**What to produce**
Across the listing below, count the lines that mention the string "használjon". Reply with the figure only.

**Material for the task**

▼

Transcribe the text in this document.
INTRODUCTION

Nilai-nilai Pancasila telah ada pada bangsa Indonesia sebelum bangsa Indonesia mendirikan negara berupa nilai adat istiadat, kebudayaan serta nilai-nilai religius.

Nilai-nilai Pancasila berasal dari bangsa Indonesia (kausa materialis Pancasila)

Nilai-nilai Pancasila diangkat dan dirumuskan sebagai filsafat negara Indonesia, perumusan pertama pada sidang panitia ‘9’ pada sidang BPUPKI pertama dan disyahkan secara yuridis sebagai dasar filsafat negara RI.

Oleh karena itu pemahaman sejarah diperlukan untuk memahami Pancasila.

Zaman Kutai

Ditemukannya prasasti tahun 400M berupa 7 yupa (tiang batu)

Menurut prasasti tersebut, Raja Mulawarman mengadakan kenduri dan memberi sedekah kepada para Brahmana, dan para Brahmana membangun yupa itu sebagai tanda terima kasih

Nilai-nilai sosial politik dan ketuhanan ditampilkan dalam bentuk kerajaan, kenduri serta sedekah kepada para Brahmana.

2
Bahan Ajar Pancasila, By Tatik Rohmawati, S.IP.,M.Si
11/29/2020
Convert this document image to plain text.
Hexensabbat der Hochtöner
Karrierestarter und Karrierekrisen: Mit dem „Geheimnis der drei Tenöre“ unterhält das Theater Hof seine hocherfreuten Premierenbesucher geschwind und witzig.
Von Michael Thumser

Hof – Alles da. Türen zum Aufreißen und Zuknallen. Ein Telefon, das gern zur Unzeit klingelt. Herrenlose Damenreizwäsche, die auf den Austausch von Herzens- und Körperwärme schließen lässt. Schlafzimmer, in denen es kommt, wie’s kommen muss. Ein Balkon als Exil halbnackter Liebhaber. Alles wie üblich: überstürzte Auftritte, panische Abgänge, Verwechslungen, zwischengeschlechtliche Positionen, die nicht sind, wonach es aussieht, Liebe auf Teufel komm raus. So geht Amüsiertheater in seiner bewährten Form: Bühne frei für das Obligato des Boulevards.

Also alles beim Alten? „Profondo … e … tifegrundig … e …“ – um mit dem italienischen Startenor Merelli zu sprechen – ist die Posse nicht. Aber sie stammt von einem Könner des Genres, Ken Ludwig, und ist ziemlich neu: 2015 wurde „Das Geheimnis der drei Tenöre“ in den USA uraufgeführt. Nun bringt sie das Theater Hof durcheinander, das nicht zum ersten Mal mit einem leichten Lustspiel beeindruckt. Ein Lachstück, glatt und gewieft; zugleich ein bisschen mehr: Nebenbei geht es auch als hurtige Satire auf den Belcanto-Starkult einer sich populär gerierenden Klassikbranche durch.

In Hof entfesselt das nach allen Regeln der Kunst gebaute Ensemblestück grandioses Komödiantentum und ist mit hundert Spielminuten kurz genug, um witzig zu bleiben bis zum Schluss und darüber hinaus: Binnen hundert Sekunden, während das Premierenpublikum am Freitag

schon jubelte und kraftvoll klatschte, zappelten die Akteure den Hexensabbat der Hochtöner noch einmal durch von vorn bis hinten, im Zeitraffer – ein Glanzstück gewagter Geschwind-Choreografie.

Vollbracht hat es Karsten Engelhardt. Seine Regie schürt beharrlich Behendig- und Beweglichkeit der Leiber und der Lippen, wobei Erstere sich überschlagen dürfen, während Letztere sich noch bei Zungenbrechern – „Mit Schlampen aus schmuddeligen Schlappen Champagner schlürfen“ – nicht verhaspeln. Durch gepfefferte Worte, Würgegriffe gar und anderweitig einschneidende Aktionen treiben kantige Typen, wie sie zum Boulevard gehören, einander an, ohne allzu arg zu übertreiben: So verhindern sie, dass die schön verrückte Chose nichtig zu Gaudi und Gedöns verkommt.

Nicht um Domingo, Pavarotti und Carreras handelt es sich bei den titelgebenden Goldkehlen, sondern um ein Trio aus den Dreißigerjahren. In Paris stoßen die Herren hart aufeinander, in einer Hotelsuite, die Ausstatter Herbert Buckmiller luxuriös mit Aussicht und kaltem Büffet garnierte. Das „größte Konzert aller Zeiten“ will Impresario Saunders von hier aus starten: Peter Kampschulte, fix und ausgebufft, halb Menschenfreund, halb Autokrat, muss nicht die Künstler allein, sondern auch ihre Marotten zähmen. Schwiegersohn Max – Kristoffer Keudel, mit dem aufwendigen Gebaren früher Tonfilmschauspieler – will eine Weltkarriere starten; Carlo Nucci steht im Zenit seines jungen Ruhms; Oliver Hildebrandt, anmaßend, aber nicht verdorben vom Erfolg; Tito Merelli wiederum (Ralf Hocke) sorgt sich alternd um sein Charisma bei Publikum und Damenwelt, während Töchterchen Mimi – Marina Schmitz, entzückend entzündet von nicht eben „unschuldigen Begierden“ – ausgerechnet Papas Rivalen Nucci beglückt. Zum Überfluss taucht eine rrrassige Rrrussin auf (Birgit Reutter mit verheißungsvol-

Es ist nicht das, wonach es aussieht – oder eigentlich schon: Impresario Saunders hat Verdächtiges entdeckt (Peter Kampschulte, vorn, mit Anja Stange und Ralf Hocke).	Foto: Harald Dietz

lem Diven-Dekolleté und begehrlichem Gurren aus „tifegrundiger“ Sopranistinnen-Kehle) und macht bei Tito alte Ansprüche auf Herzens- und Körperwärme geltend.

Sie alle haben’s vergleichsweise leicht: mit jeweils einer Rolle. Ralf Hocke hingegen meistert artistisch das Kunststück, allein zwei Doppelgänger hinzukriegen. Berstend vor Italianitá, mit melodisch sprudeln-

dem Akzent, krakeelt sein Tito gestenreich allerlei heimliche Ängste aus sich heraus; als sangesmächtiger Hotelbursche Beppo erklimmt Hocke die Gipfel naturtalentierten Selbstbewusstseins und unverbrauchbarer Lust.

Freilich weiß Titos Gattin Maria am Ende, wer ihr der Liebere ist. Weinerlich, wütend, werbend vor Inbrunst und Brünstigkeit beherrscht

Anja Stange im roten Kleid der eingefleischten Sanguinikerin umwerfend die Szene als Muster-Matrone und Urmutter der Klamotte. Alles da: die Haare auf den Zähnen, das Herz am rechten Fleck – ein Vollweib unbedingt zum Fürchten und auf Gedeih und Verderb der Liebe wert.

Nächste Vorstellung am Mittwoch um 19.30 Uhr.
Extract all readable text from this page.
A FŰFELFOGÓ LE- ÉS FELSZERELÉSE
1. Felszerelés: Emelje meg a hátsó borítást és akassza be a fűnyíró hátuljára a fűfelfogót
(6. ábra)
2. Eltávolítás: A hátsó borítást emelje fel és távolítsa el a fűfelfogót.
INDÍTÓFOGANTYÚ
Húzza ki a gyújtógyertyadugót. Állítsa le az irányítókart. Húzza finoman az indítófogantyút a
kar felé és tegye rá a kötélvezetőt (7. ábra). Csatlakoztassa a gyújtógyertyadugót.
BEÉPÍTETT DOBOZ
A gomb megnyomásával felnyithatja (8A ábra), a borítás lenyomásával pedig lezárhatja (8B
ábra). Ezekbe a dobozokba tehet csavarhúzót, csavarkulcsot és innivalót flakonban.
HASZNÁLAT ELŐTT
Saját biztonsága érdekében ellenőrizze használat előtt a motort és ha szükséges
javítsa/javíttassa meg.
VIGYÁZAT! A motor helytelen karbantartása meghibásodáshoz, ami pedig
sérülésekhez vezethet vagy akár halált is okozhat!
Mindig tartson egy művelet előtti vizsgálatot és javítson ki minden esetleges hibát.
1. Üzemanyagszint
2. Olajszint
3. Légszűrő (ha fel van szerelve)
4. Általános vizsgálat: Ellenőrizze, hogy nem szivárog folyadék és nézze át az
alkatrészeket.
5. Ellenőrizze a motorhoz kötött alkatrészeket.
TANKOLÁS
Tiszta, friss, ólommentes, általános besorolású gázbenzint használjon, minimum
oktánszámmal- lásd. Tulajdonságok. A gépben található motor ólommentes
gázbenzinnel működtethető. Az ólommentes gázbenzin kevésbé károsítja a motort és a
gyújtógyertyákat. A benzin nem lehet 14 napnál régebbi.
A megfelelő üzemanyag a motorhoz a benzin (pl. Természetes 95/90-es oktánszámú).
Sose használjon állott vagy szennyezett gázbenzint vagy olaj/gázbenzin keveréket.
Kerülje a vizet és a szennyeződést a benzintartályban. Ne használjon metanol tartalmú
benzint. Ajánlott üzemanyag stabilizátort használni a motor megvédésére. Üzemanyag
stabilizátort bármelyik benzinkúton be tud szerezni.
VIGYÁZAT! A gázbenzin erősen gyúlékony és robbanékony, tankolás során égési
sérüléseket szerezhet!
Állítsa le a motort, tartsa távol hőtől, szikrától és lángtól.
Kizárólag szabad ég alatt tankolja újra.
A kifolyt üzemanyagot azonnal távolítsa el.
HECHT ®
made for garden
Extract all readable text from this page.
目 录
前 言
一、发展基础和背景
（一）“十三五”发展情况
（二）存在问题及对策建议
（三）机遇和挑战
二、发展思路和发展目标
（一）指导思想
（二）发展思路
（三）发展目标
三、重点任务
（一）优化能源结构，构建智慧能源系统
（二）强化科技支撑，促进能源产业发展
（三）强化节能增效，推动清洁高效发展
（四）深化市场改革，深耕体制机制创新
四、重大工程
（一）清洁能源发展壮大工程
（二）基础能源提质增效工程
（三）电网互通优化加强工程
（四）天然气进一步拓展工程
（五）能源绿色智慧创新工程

▲

**Task result**
3